TASK MATERIAL ▸
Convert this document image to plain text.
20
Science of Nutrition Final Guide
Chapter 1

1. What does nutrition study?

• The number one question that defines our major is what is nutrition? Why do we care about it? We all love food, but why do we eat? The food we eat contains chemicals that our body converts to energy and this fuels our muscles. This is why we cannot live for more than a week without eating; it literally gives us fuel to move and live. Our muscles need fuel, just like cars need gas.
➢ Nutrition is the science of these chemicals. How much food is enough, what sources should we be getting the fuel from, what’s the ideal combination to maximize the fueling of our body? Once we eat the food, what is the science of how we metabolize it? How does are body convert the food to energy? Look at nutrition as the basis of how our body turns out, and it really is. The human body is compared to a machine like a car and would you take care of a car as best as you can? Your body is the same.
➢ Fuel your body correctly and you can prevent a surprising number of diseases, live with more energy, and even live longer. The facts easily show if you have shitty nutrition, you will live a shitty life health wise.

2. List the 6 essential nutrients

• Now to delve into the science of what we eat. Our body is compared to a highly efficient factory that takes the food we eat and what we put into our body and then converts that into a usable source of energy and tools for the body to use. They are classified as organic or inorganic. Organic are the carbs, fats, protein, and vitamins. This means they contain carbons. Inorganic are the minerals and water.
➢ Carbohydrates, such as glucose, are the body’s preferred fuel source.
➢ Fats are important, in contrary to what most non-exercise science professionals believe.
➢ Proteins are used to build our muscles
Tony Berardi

TASK TO COMPLETE ▸ Copy every line of the data where "converts" is found.

ANSWER SECTION ▸
• The number one question that defines our major is what is nutrition? Why do we care about it? We all love food, but why do we eat? The food we eat contains chemicals that our body converts to energy and this fuels our muscles. This is why we cannot live for more than a week without eating; it literally gives us fuel to move and live. Our muscles need fuel, just like cars need gas.
• Now to delve into the science of what we eat. Our body is compared to a highly efficient factory that takes the food we eat and what we put into our body and then converts that into a usable source of energy and tools for the body to use. They are classified as organic or inorganic. Organic are the carbs, fats, protein, and vitamins. This means they contain carbons. Inorganic are the minerals and water.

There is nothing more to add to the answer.